⟨

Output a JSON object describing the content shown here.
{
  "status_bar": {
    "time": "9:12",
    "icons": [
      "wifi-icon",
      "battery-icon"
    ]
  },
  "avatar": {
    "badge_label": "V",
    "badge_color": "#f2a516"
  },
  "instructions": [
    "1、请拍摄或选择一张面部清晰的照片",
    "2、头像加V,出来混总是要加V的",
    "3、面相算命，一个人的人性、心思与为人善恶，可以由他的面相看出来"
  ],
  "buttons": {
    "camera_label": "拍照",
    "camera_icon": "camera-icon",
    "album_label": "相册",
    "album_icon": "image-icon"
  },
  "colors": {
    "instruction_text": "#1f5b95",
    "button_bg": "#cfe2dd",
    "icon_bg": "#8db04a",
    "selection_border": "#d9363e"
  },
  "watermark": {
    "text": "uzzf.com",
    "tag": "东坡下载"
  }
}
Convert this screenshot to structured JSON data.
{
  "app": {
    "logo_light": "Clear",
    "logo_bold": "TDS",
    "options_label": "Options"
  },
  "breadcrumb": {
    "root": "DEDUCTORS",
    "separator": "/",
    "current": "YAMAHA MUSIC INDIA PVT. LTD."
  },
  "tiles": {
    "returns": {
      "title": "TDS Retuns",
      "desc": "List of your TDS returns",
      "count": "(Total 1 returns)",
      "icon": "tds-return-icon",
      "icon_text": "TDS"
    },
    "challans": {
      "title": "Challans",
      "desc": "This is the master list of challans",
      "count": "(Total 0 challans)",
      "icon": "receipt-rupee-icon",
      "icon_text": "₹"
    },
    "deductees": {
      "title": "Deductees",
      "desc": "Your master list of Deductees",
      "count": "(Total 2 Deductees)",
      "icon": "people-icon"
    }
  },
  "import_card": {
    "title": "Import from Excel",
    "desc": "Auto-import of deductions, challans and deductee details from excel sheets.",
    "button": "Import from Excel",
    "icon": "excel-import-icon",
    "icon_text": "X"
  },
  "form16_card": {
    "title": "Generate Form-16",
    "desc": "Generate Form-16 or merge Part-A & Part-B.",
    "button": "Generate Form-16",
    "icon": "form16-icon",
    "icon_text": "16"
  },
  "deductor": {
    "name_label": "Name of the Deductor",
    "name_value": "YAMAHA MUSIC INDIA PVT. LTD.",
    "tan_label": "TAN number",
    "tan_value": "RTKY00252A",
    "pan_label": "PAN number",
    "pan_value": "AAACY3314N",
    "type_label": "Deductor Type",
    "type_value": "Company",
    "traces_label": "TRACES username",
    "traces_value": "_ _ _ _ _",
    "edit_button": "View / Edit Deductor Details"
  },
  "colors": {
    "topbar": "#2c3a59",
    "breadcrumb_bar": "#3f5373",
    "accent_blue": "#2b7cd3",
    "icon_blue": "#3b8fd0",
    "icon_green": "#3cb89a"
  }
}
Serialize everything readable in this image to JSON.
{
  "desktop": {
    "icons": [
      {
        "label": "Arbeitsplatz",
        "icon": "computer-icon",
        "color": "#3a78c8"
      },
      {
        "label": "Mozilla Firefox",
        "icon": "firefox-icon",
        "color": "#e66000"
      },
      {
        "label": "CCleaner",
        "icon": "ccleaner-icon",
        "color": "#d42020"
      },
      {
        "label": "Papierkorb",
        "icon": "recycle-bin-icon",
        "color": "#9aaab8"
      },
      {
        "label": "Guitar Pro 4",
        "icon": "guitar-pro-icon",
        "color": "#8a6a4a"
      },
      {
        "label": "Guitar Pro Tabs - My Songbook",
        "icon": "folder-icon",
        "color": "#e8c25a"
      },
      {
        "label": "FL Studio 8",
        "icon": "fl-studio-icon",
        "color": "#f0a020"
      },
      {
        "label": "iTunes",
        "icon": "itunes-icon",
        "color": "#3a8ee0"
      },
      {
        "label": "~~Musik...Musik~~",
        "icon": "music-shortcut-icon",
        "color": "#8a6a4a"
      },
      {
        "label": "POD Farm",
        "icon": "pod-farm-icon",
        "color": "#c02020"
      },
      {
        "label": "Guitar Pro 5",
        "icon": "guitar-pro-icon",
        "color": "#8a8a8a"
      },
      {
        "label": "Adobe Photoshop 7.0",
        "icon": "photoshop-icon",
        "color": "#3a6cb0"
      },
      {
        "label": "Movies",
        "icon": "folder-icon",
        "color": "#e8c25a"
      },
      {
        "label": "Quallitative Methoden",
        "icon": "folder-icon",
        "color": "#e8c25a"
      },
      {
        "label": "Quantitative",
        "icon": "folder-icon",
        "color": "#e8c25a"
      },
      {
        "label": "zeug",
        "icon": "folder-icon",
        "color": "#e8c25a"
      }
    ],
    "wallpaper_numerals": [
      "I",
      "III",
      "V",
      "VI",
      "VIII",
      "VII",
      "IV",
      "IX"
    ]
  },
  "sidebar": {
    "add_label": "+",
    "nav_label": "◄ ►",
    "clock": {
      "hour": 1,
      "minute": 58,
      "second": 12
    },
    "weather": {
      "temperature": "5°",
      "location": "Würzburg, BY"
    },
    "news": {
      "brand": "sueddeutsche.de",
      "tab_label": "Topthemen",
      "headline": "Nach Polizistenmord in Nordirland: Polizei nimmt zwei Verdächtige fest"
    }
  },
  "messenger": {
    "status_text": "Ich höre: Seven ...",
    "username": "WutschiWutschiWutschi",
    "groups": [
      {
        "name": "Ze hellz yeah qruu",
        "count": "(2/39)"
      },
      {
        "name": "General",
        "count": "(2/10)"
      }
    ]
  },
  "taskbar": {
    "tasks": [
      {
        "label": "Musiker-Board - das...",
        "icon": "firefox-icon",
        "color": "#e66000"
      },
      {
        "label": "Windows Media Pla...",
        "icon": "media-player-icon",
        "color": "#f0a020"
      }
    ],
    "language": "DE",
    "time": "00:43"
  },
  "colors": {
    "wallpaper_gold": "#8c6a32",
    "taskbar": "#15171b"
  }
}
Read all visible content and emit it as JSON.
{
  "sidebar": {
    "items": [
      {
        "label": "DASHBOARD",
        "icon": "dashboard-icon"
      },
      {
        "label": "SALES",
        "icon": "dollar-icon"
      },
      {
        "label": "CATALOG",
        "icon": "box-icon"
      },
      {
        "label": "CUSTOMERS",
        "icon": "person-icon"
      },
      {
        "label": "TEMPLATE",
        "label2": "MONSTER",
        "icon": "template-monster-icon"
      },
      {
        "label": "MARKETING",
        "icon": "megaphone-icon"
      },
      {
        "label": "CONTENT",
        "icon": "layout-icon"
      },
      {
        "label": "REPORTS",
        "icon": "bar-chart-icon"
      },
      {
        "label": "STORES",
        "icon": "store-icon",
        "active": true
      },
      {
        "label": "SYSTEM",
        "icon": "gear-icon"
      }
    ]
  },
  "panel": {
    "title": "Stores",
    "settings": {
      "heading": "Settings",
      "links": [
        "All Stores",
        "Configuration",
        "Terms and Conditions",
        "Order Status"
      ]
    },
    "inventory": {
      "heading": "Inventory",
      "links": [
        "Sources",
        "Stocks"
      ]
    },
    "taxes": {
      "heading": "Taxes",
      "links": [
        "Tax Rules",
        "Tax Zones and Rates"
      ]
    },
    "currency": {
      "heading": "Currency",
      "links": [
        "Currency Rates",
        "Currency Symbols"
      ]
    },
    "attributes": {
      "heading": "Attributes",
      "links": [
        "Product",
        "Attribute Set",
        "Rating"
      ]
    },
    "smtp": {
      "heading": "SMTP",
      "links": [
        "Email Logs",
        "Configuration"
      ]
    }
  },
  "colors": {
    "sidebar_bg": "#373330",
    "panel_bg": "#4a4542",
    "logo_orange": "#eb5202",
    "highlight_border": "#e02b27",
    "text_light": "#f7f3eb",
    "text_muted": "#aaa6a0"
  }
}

⟩

▸ WRITTEN PROBLEM: Restate each record exactly as written.

▸ ANSWER TO THIS PROBLEM:
Output a JSON object describing the content shown here.
{
  "status_bar": {
    "time": "9:12",
    "icons": [
      "wifi-icon",
      "battery-icon"
    ]
  },
  "avatar": {
    "badge_label": "V",
    "badge_color": "#f2a516"
  },
  "instructions": [
    "1、请拍摄或选择一张面部清晰的照片",
    "2、头像加V,出来混总是要加V的",
    "3、面相算命，一个人的人性、心思与为人善恶，可以由他的面相看出来"
  ],
  "buttons": {
    "camera_label": "拍照",
    "camera_icon": "camera-icon",
    "album_label": "相册",
    "album_icon": "image-icon"
  },
  "colors": {
    "instruction_text": "#1f5b95",
    "button_bg": "#cfe2dd",
    "icon_bg": "#8db04a",
    "selection_border": "#d9363e"
  },
  "watermark": {
    "text": "uzzf.com",
    "tag": "东坡下载"
  }
}
Convert this screenshot to structured JSON data.
{
  "app": {
    "logo_light": "Clear",
    "logo_bold": "TDS",
    "options_label": "Options"
  },
  "breadcrumb": {
    "root": "DEDUCTORS",
    "separator": "/",
    "current": "YAMAHA MUSIC INDIA PVT. LTD."
  },
  "tiles": {
    "returns": {
      "title": "TDS Retuns",
      "desc": "List of your TDS returns",
      "count": "(Total 1 returns)",
      "icon": "tds-return-icon",
      "icon_text": "TDS"
    },
    "challans": {
      "title": "Challans",
      "desc": "This is the master list of challans",
      "count": "(Total 0 challans)",
      "icon": "receipt-rupee-icon",
      "icon_text": "₹"
    },
    "deductees": {
      "title": "Deductees",
      "desc": "Your master list of Deductees",
      "count": "(Total 2 Deductees)",
      "icon": "people-icon"
    }
  },
  "import_card": {
    "title": "Import from Excel",
    "desc": "Auto-import of deductions, challans and deductee details from excel sheets.",
    "button": "Import from Excel",
    "icon": "excel-import-icon",
    "icon_text": "X"
  },
  "form16_card": {
    "title": "Generate Form-16",
    "desc": "Generate Form-16 or merge Part-A & Part-B.",
    "button": "Generate Form-16",
    "icon": "form16-icon",
    "icon_text": "16"
  },
  "deductor": {
    "name_label": "Name of the Deductor",
    "name_value": "YAMAHA MUSIC INDIA PVT. LTD.",
    "tan_label": "TAN number",
    "tan_value": "RTKY00252A",
    "pan_label": "PAN number",
    "pan_value": "AAACY3314N",
    "type_label": "Deductor Type",
    "type_value": "Company",
    "traces_label": "TRACES username",
    "traces_value": "_ _ _ _ _",
    "edit_button": "View / Edit Deductor Details"
  },
  "colors": {
    "topbar": "#2c3a59",
    "breadcrumb_bar": "#3f5373",
    "accent_blue": "#2b7cd3",
    "icon_blue": "#3b8fd0",
    "icon_green": "#3cb89a"
  }
}
Serialize everything readable in this image to JSON.
{
  "desktop": {
    "icons": [
      {
        "label": "Arbeitsplatz",
        "icon": "computer-icon",
        "color": "#3a78c8"
      },
      {
        "label": "Mozilla Firefox",
        "icon": "firefox-icon",
        "color": "#e66000"
      },
      {
        "label": "CCleaner",
        "icon": "ccleaner-icon",
        "color": "#d42020"
      },
      {
        "label": "Papierkorb",
        "icon": "recycle-bin-icon",
        "color": "#9aaab8"
      },
      {
        "label": "Guitar Pro 4",
        "icon": "guitar-pro-icon",
        "color": "#8a6a4a"
      },
      {
        "label": "Guitar Pro Tabs - My Songbook",
        "icon": "folder-icon",
        "color": "#e8c25a"
      },
      {
        "label": "FL Studio 8",
        "icon": "fl-studio-icon",
        "color": "#f0a020"
      },
      {
        "label": "iTunes",
        "icon": "itunes-icon",
        "color": "#3a8ee0"
      },
      {
        "label": "~~Musik...Musik~~",
        "icon": "music-shortcut-icon",
        "color": "#8a6a4a"
      },
      {
        "label": "POD Farm",
        "icon": "pod-farm-icon",
        "color": "#c02020"
      },
      {
        "label": "Guitar Pro 5",
        "icon": "guitar-pro-icon",
        "color": "#8a8a8a"
      },
      {
        "label": "Adobe Photoshop 7.0",
        "icon": "photoshop-icon",
        "color": "#3a6cb0"
      },
      {
        "label": "Movies",
        "icon": "folder-icon",
        "color": "#e8c25a"
      },
      {
        "label": "Quallitative Methoden",
        "icon": "folder-icon",
        "color": "#e8c25a"
      },
      {
        "label": "Quantitative",
        "icon": "folder-icon",
        "color": "#e8c25a"
      },
      {
        "label": "zeug",
        "icon": "folder-icon",
        "color": "#e8c25a"
      }
    ],
    "wallpaper_numerals": [
      "I",
      "III",
      "V",
      "VI",
      "VIII",
      "VII",
      "IV",
      "IX"
    ]
  },
  "sidebar": {
    "add_label": "+",
    "nav_label": "◄ ►",
    "clock": {
      "hour": 1,
      "minute": 58,
      "second": 12
    },
    "weather": {
      "temperature": "5°",
      "location": "Würzburg, BY"
    },
    "news": {
      "brand": "sueddeutsche.de",
      "tab_label": "Topthemen",
      "headline": "Nach Polizistenmord in Nordirland: Polizei nimmt zwei Verdächtige fest"
    }
  },
  "messenger": {
    "status_text": "Ich höre: Seven ...",
    "username": "WutschiWutschiWutschi",
    "groups": [
      {
        "name": "Ze hellz yeah qruu",
        "count": "(2/39)"
      },
      {
        "name": "General",
        "count": "(2/10)"
      }
    ]
  },
  "taskbar": {
    "tasks": [
      {
        "label": "Musiker-Board - das...",
        "icon": "firefox-icon",
        "color": "#e66000"
      },
      {
        "label": "Windows Media Pla...",
        "icon": "media-player-icon",
        "color": "#f0a020"
      }
    ],
    "language": "DE",
    "time": "00:43"
  },
  "colors": {
    "wallpaper_gold": "#8c6a32",
    "taskbar": "#15171b"
  }
}
Read all visible content and emit it as JSON.
{
  "sidebar": {
    "items": [
      {
        "label": "DASHBOARD",
        "icon": "dashboard-icon"
      },
      {
        "label": "SALES",
        "icon": "dollar-icon"
      },
      {
        "label": "CATALOG",
        "icon": "box-icon"
      },
      {
        "label": "CUSTOMERS",
        "icon": "person-icon"
      },
      {
        "label": "TEMPLATE",
        "label2": "MONSTER",
        "icon": "template-monster-icon"
      },
      {
        "label": "MARKETING",
        "icon": "megaphone-icon"
      },
      {
        "label": "CONTENT",
        "icon": "layout-icon"
      },
      {
        "label": "REPORTS",
        "icon": "bar-chart-icon"
      },
      {
        "label": "STORES",
        "icon": "store-icon",
        "active": true
      },
      {
        "label": "SYSTEM",
        "icon": "gear-icon"
      }
    ]
  },
  "panel": {
    "title": "Stores",
    "settings": {
      "heading": "Settings",
      "links": [
        "All Stores",
        "Configuration",
        "Terms and Conditions",
        "Order Status"
      ]
    },
    "inventory": {
      "heading": "Inventory",
      "links": [
        "Sources",
        "Stocks"
      ]
    },
    "taxes": {
      "heading": "Taxes",
      "links": [
        "Tax Rules",
        "Tax Zones and Rates"
      ]
    },
    "currency": {
      "heading": "Currency",
      "links": [
        "Currency Rates",
        "Currency Symbols"
      ]
    },
    "attributes": {
      "heading": "Attributes",
      "links": [
        "Product",
        "Attribute Set",
        "Rating"
      ]
    },
    "smtp": {
      "heading": "SMTP",
      "links": [
        "Email Logs",
        "Configuration"
      ]
    }
  },
  "colors": {
    "sidebar_bg": "#373330",
    "panel_bg": "#4a4542",
    "logo_orange": "#eb5202",
    "highlight_border": "#e02b27",
    "text_light": "#f7f3eb",
    "text_muted": "#aaa6a0"
  }
}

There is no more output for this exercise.